__Extracts from a graphics dataset__:
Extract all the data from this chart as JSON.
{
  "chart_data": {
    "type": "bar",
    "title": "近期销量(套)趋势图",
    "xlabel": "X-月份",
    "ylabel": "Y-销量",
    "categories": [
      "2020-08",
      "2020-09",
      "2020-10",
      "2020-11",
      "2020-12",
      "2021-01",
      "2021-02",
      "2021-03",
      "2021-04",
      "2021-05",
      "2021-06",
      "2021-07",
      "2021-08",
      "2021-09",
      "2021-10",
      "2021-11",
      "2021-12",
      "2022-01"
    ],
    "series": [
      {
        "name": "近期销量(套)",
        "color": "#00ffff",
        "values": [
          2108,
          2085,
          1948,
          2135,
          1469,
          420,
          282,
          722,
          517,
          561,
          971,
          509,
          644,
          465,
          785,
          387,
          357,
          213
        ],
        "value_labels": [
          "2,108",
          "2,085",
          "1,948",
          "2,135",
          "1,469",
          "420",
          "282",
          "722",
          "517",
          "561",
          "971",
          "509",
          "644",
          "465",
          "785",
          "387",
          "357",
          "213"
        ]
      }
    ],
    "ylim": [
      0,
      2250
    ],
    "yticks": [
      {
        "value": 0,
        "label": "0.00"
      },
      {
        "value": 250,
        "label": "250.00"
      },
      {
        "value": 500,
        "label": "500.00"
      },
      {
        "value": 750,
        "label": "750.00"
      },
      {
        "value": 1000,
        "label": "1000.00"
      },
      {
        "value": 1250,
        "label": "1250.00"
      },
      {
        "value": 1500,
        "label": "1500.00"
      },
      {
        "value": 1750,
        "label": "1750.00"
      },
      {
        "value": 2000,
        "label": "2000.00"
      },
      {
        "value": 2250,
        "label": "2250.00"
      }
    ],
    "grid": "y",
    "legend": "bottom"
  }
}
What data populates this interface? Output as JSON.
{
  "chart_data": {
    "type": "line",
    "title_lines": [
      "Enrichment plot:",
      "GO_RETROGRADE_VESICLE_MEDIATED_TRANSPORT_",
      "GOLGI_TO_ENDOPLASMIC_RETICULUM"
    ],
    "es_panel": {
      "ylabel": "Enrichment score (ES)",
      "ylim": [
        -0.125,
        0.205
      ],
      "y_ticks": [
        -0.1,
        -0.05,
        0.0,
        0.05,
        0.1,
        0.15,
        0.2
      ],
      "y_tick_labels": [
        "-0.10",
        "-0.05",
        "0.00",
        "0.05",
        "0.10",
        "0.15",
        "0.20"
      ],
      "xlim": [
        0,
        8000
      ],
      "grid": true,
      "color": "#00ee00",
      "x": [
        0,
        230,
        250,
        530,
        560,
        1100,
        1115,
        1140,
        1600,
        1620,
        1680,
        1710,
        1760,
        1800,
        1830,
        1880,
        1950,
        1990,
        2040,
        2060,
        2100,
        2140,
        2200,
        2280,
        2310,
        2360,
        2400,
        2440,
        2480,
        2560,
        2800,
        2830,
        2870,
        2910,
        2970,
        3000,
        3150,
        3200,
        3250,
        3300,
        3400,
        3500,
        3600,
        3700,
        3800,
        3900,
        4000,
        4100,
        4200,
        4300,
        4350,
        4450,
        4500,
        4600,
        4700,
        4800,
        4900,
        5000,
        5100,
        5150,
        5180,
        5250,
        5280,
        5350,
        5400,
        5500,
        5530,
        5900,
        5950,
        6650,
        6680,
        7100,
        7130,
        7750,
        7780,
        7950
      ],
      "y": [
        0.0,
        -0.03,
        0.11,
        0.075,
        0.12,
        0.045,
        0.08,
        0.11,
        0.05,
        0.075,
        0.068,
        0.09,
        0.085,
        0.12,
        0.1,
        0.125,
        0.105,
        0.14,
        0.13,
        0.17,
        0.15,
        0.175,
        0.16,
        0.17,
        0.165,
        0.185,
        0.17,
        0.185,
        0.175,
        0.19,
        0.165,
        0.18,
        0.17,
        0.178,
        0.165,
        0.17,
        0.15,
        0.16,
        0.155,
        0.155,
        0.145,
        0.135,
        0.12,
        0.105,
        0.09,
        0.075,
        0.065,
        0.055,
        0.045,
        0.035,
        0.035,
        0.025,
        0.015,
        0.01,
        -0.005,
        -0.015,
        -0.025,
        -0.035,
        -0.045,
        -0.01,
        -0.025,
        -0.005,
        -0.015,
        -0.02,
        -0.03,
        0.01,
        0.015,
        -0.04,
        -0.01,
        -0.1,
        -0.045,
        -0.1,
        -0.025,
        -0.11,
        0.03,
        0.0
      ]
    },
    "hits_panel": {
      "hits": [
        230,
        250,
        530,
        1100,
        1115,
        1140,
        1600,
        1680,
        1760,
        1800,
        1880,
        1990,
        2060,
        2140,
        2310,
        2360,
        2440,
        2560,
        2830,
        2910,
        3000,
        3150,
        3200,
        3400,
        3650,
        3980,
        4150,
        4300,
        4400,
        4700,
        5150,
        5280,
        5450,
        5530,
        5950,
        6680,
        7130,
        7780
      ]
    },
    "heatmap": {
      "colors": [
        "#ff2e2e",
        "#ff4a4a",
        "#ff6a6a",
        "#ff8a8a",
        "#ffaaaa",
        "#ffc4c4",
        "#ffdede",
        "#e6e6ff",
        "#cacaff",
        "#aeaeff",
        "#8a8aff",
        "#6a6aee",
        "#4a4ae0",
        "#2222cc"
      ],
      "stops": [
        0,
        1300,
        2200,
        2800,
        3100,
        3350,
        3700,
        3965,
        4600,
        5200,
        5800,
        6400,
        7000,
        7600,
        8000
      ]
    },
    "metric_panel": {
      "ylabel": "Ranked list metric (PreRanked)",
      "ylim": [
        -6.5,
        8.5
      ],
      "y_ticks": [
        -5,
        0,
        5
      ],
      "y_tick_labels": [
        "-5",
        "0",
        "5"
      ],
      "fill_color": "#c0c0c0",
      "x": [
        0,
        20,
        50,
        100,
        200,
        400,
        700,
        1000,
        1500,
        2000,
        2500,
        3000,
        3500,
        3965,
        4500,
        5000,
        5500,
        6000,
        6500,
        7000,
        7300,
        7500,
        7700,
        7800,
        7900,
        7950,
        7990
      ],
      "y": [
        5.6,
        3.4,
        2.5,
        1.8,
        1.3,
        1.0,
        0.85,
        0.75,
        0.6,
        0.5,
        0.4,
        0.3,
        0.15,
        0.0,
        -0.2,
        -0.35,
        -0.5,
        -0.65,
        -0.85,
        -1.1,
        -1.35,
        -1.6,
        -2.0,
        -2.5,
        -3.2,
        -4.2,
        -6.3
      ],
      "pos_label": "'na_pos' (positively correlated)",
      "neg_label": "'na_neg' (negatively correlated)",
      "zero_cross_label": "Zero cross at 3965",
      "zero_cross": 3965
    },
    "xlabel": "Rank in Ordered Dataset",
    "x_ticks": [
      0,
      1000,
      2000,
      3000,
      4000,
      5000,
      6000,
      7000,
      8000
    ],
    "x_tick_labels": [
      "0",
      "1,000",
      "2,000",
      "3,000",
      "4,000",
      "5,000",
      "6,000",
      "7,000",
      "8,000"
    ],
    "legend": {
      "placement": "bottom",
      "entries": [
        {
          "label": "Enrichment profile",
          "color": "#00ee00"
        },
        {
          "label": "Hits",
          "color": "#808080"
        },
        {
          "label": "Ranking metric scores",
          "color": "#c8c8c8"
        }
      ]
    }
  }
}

__Problem description__:
The records above must be output exactly, in full.

__The result__:
Extract all the data from this chart as JSON.
{
  "chart_data": {
    "type": "bar",
    "title": "近期销量(套)趋势图",
    "xlabel": "X-月份",
    "ylabel": "Y-销量",
    "categories": [
      "2020-08",
      "2020-09",
      "2020-10",
      "2020-11",
      "2020-12",
      "2021-01",
      "2021-02",
      "2021-03",
      "2021-04",
      "2021-05",
      "2021-06",
      "2021-07",
      "2021-08",
      "2021-09",
      "2021-10",
      "2021-11",
      "2021-12",
      "2022-01"
    ],
    "series": [
      {
        "name": "近期销量(套)",
        "color": "#00ffff",
        "values": [
          2108,
          2085,
          1948,
          2135,
          1469,
          420,
          282,
          722,
          517,
          561,
          971,
          509,
          644,
          465,
          785,
          387,
          357,
          213
        ],
        "value_labels": [
          "2,108",
          "2,085",
          "1,948",
          "2,135",
          "1,469",
          "420",
          "282",
          "722",
          "517",
          "561",
          "971",
          "509",
          "644",
          "465",
          "785",
          "387",
          "357",
          "213"
        ]
      }
    ],
    "ylim": [
      0,
      2250
    ],
    "yticks": [
      {
        "value": 0,
        "label": "0.00"
      },
      {
        "value": 250,
        "label": "250.00"
      },
      {
        "value": 500,
        "label": "500.00"
      },
      {
        "value": 750,
        "label": "750.00"
      },
      {
        "value": 1000,
        "label": "1000.00"
      },
      {
        "value": 1250,
        "label": "1250.00"
      },
      {
        "value": 1500,
        "label": "1500.00"
      },
      {
        "value": 1750,
        "label": "1750.00"
      },
      {
        "value": 2000,
        "label": "2000.00"
      },
      {
        "value": 2250,
        "label": "2250.00"
      }
    ],
    "grid": "y",
    "legend": "bottom"
  }
}
What data populates this interface? Output as JSON.
{
  "chart_data": {
    "type": "line",
    "title_lines": [
      "Enrichment plot:",
      "GO_RETROGRADE_VESICLE_MEDIATED_TRANSPORT_",
      "GOLGI_TO_ENDOPLASMIC_RETICULUM"
    ],
    "es_panel": {
      "ylabel": "Enrichment score (ES)",
      "ylim": [
        -0.125,
        0.205
      ],
      "y_ticks": [
        -0.1,
        -0.05,
        0.0,
        0.05,
        0.1,
        0.15,
        0.2
      ],
      "y_tick_labels": [
        "-0.10",
        "-0.05",
        "0.00",
        "0.05",
        "0.10",
        "0.15",
        "0.20"
      ],
      "xlim": [
        0,
        8000
      ],
      "grid": true,
      "color": "#00ee00",
      "x": [
        0,
        230,
        250,
        530,
        560,
        1100,
        1115,
        1140,
        1600,
        1620,
        1680,
        1710,
        1760,
        1800,
        1830,
        1880,
        1950,
        1990,
        2040,
        2060,
        2100,
        2140,
        2200,
        2280,
        2310,
        2360,
        2400,
        2440,
        2480,
        2560,
        2800,
        2830,
        2870,
        2910,
        2970,
        3000,
        3150,
        3200,
        3250,
        3300,
        3400,
        3500,
        3600,
        3700,
        3800,
        3900,
        4000,
        4100,
        4200,
        4300,
        4350,
        4450,
        4500,
        4600,
        4700,
        4800,
        4900,
        5000,
        5100,
        5150,
        5180,
        5250,
        5280,
        5350,
        5400,
        5500,
        5530,
        5900,
        5950,
        6650,
        6680,
        7100,
        7130,
        7750,
        7780,
        7950
      ],
      "y": [
        0.0,
        -0.03,
        0.11,
        0.075,
        0.12,
        0.045,
        0.08,
        0.11,
        0.05,
        0.075,
        0.068,
        0.09,
        0.085,
        0.12,
        0.1,
        0.125,
        0.105,
        0.14,
        0.13,
        0.17,
        0.15,
        0.175,
        0.16,
        0.17,
        0.165,
        0.185,
        0.17,
        0.185,
        0.175,
        0.19,
        0.165,
        0.18,
        0.17,
        0.178,
        0.165,
        0.17,
        0.15,
        0.16,
        0.155,
        0.155,
        0.145,
        0.135,
        0.12,
        0.105,
        0.09,
        0.075,
        0.065,
        0.055,
        0.045,
        0.035,
        0.035,
        0.025,
        0.015,
        0.01,
        -0.005,
        -0.015,
        -0.025,
        -0.035,
        -0.045,
        -0.01,
        -0.025,
        -0.005,
        -0.015,
        -0.02,
        -0.03,
        0.01,
        0.015,
        -0.04,
        -0.01,
        -0.1,
        -0.045,
        -0.1,
        -0.025,
        -0.11,
        0.03,
        0.0
      ]
    },
    "hits_panel": {
      "hits": [
        230,
        250,
        530,
        1100,
        1115,
        1140,
        1600,
        1680,
        1760,
        1800,
        1880,
        1990,
        2060,
        2140,
        2310,
        2360,
        2440,
        2560,
        2830,
        2910,
        3000,
        3150,
        3200,
        3400,
        3650,
        3980,
        4150,
        4300,
        4400,
        4700,
        5150,
        5280,
        5450,
        5530,
        5950,
        6680,
        7130,
        7780
      ]
    },
    "heatmap": {
      "colors": [
        "#ff2e2e",
        "#ff4a4a",
        "#ff6a6a",
        "#ff8a8a",
        "#ffaaaa",
        "#ffc4c4",
        "#ffdede",
        "#e6e6ff",
        "#cacaff",
        "#aeaeff",
        "#8a8aff",
        "#6a6aee",
        "#4a4ae0",
        "#2222cc"
      ],
      "stops": [
        0,
        1300,
        2200,
        2800,
        3100,
        3350,
        3700,
        3965,
        4600,
        5200,
        5800,
        6400,
        7000,
        7600,
        8000
      ]
    },
    "metric_panel": {
      "ylabel": "Ranked list metric (PreRanked)",
      "ylim": [
        -6.5,
        8.5
      ],
      "y_ticks": [
        -5,
        0,
        5
      ],
      "y_tick_labels": [
        "-5",
        "0",
        "5"
      ],
      "fill_color": "#c0c0c0",
      "x": [
        0,
        20,
        50,
        100,
        200,
        400,
        700,
        1000,
        1500,
        2000,
        2500,
        3000,
        3500,
        3965,
        4500,
        5000,
        5500,
        6000,
        6500,
        7000,
        7300,
        7500,
        7700,
        7800,
        7900,
        7950,
        7990
      ],
      "y": [
        5.6,
        3.4,
        2.5,
        1.8,
        1.3,
        1.0,
        0.85,
        0.75,
        0.6,
        0.5,
        0.4,
        0.3,
        0.15,
        0.0,
        -0.2,
        -0.35,
        -0.5,
        -0.65,
        -0.85,
        -1.1,
        -1.35,
        -1.6,
        -2.0,
        -2.5,
        -3.2,
        -4.2,
        -6.3
      ],
      "pos_label": "'na_pos' (positively correlated)",
      "neg_label": "'na_neg' (negatively correlated)",
      "zero_cross_label": "Zero cross at 3965",
      "zero_cross": 3965
    },
    "xlabel": "Rank in Ordered Dataset",
    "x_ticks": [
      0,
      1000,
      2000,
      3000,
      4000,
      5000,
      6000,
      7000,
      8000
    ],
    "x_tick_labels": [
      "0",
      "1,000",
      "2,000",
      "3,000",
      "4,000",
      "5,000",
      "6,000",
      "7,000",
      "8,000"
    ],
    "legend": {
      "placement": "bottom",
      "entries": [
        {
          "label": "Enrichment profile",
          "color": "#00ee00"
        },
        {
          "label": "Hits",
          "color": "#808080"
        },
        {
          "label": "Ranking metric scores",
          "color": "#c8c8c8"
        }
      ]
    }
  }
}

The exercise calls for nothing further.